Text
<<<<

Now that there are two up-and-coming web graphics technologies (SVG and
canvas), I thought I'd research them,
see what's the difference between them, and see if they're usable now.
Canvas Tag
The canvas tag got a lot of attention a while back when Apple announced
they were adding it to their Safari browser,
and that they were using it to implement some of their
Dashboard widgets.
What is it? Basically, the canvas tag is an "immediate mode" graphics
technology -- you start with an empty image jammed into your browser
page, and it's your job to color all the pixels using javascript. It's
going to be a "standard" by the
WHATWG.
Below is a summary of current browser support for the canvas tag:
- Firefox: 1.5 is first major Firefox release with it built-in
- Safari: version 2 has it
- Opera: 9 preview has it, will be in next major release
- IE: of course it doesn't support it. someone tried writing a small
javascript
emulator
but that was just an experiment and not a real project
Here are some cool demos using the canvas tag:
- Doom-like demo
- Make image
reflections
( how it works ) - L-Systems, some look like fractals
- Free-hand drawing
SVG
SVG, or Scalable Vector Graphics, was made a standard by the W3C years
ago (v1.0 in 2001 and v1.1 in 2003).
For a while it looked like just another W3C party where no one showed
up.
What is it? It's a "retained mode" graphics technology where you
declare your graphical model as a tree of objects,
and the browser takes care of rendering it for you. Since the browser
has your model, it can do lots of things for you like detect mouse
clicks on objects and
rescale your picture to an arbitrary resolution.
Below is a summary of current browser support for SVG:
- Firefox: 1.5 is first major Firefox release with
it
( summary of 1.5 features ) - Safari: currently in nightly builds, targeted for next release
- Opera: Opera 8 supports the important subset SVG 1.1 Tiny
- IE: of course it doesn't support it directly, but you can use the free Adobe plugin
Here are some cool demos using SVG:
Conclusions
I took a graphics class in college a decade and a half ago, and the
concepts remain exactly the same.
In general, SVG and canvas are complimentary, rather than competing,
technologies. Anything you can do in one,
you can do in the other, but each one is optimized for certain
situations.
Below, I put together a table summarizing the tradeoffs.

>>>>

Tasks and exercises
- A) In the text on SVG and canvas, in which years were versions 1.0 and 1.1 of SVG made standards?
- B) Arrange the lines of the listing below as a numbered list, omitting blank lines, from the line with "comments-all-link[interactable]: 全部(4) [502,1085,589,1112]" up to and including the line with "cover-portrait [124,229,220,369]".

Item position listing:

<<<<

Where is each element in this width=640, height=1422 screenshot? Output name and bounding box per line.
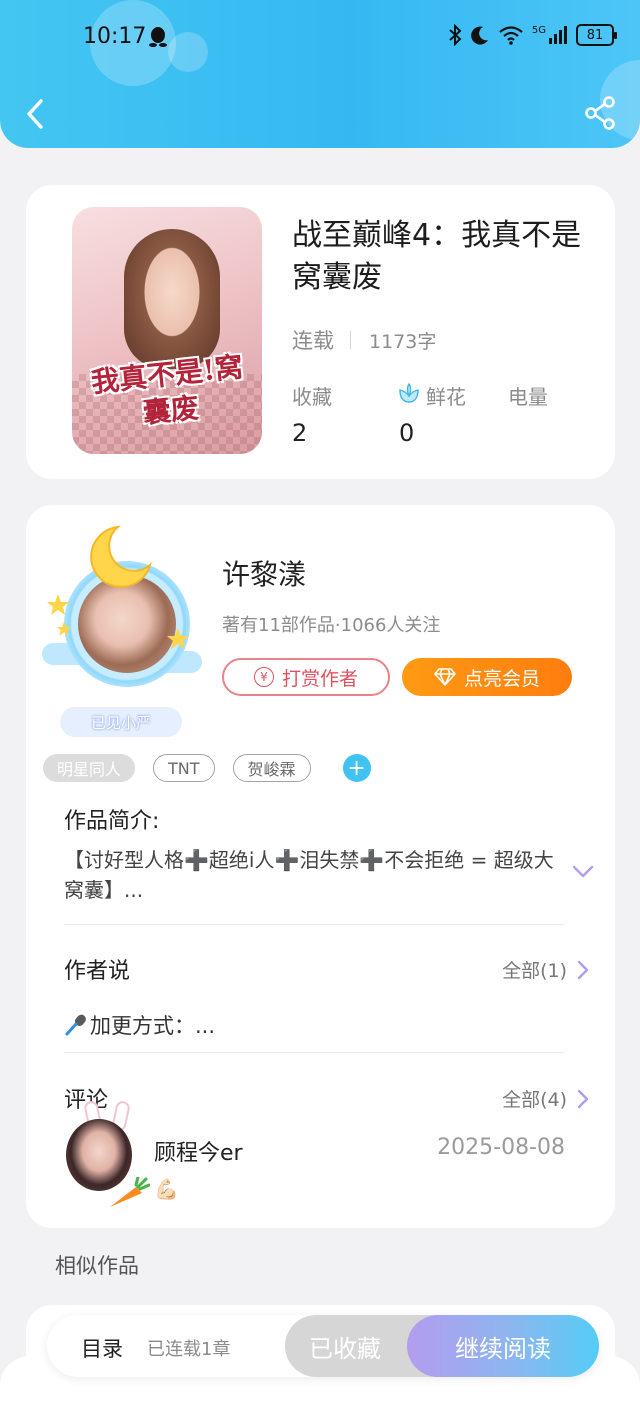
comments-all-link[interactable]: 全部(4) [502,1085,589,1112]
avatar-badge: 已见小严 [60,707,182,737]
stat-flower-value: 0 [399,419,415,447]
collected-label: 已收藏 [309,1334,381,1363]
decor-bubble [168,32,208,72]
moon-icon [90,525,152,588]
book-status-row: 连载 1173字 [292,325,436,355]
carrot-icon [110,1177,150,1207]
moon-status-icon [471,26,488,45]
stat-collect-value: 2 [292,419,308,447]
share-icon[interactable] [584,96,616,130]
battery-level: 81 [586,27,604,43]
qq-icon [149,27,167,47]
book-info-card: 我真不是!窝囊废 战至巅峰4：我真不是窝囊废 连载 1173字 收藏 2 鲜花 … [26,185,615,479]
author-stats: 著有11部作品·1066人关注 [222,615,441,636]
star-icon [56,621,72,636]
intro-title: 作品简介: [64,809,160,834]
tag-item[interactable]: 明星同人 [43,754,136,782]
battery-icon: 81 [576,24,617,46]
star-icon [47,594,69,615]
tag-list: 明星同人 TNT 贺峻霖 + [43,754,371,782]
tag-item[interactable]: TNT [153,754,215,782]
similar-works-title: 相似作品 [55,1254,139,1278]
author-say-all-label: 全部(1) [502,960,567,982]
chevron-right-icon [577,960,589,979]
chevron-right-icon [577,1089,589,1108]
tip-author-label: 打赏作者 [281,667,358,690]
book-title: 战至巅峰4：我真不是窝囊废 [292,218,582,295]
tip-author-button[interactable]: ¥ 打赏作者 [222,658,390,696]
cover-portrait [124,229,220,369]
continue-reading-button[interactable]: 继续阅读 [407,1315,599,1377]
author-say-text: 加更方式：... [90,1014,216,1038]
bluetooth-icon [449,24,462,46]
author-say-all-link[interactable]: 全部(1) [502,956,589,983]
tag-item[interactable]: 贺峻霖 [232,754,311,782]
comment-date: 2025-08-08 [437,1135,565,1160]
section-divider [64,1052,564,1053]
signal-icon [549,26,567,44]
vip-button[interactable]: 点亮会员 [402,658,572,696]
author-detail-card: 已见小严 许黎漾 著有11部作品·1066人关注 ¥ 打赏作者 点亮会员 明星同… [26,505,615,1228]
commenter-name[interactable]: 顾程今er [154,1135,243,1167]
diamond-icon [434,668,456,686]
author-avatar[interactable]: 已见小严 [32,517,202,737]
flower-icon [399,382,419,403]
stat-power-label: 电量 [508,385,548,409]
word-count: 1173字 [369,330,437,353]
stat-flower-label: 鲜花 [426,385,466,409]
star-icon [167,628,189,649]
status-time: 10:17 [83,24,147,49]
status-icons: 5G 81 [448,24,617,46]
expand-chevron-icon[interactable] [572,865,594,879]
bottom-action-bar: 目录 已连载1章 已收藏 继续阅读 [47,1315,599,1377]
microphone-icon [65,1014,86,1036]
wifi-icon [499,26,523,45]
serial-status: 连载 [292,329,334,353]
toc-button[interactable]: 目录 [81,1333,123,1363]
stat-collect-label: 收藏 [292,385,332,409]
add-tag-icon[interactable]: + [342,754,371,782]
author-say-title: 作者说 [64,959,131,984]
book-cover[interactable]: 我真不是!窝囊废 [72,207,262,454]
top-header: 10:17 5G 81 [0,0,640,148]
divider [350,331,351,349]
chapter-count: 已连载1章 [147,1339,231,1360]
vip-label: 点亮会员 [463,667,540,690]
intro-text: 【讨好型人格➕超绝i人➕泪失禁➕不会拒绝 = 超级大窝囊】... [64,848,554,902]
author-name[interactable]: 许黎漾 [222,553,306,593]
comment-content: 💪🏻 [154,1177,179,1201]
network-label: 5G [531,24,546,36]
back-arrow-icon[interactable] [24,98,46,130]
section-divider [64,924,564,925]
continue-reading-label: 继续阅读 [455,1334,551,1363]
comments-all-label: 全部(4) [502,1089,567,1111]
yen-icon: ¥ [253,667,274,687]
author-say-text-row: 加更方式：... [64,1010,215,1040]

>>>>

Set of answers
- A) Version 1.0 was made a standard in 2001 and version 1.1 in 2003.

- B)
1. comments-all-link[interactable]: 全部(4) [502,1085,589,1112]
2. avatar-badge: 已见小严 [60,707,182,737]
3. stat-flower-value: 0 [399,419,415,447]
4. collected-label: 已收藏 [309,1334,381,1363]
5. decor-bubble [168,32,208,72]
6. moon-icon [90,525,152,588]
7. book-status-row: 连载 1173字 [292,325,436,355]
8. carrot-icon [110,1177,150,1207]
9. moon-status-icon [471,26,488,45]
10. stat-collect-value: 2 [292,419,308,447]
11. share-icon[interactable] [584,96,616,130]
12. battery-level: 81 [586,27,604,43]
13. qq-icon [149,27,167,47]
14. book-info-card: 我真不是!窝囊废 战至巅峰4：我真不是窝囊废 连载 1173字 收藏 2 鲜花 … [26,185,615,479]
15. author-stats: 著有11部作品·1066人关注 [222,615,441,636]
16. star-icon [56,621,72,636]
17. intro-title: 作品简介: [64,809,160,834]
18. tag-item[interactable]: 明星同人 [43,754,136,782]
19. battery-icon: 81 [576,24,617,46]
20. star-icon [47,594,69,615]
21. tag-list: 明星同人 TNT 贺峻霖 + [43,754,371,782]
22. tag-item[interactable]: TNT [153,754,215,782]
23. similar-works-title: 相似作品 [55,1254,139,1278]
24. author-say-all-label: 全部(1) [502,960,567,982]
25. chevron-right-icon [577,960,589,979]
26. chevron-right-icon [577,1089,589,1108]
27. tip-author-label: 打赏作者 [281,667,358,690]
28. book-title: 战至巅峰4：我真不是窝囊废 [292,218,582,295]
29. tip-author-button[interactable]: ¥ 打赏作者 [222,658,390,696]
30. cover-portrait [124,229,220,369]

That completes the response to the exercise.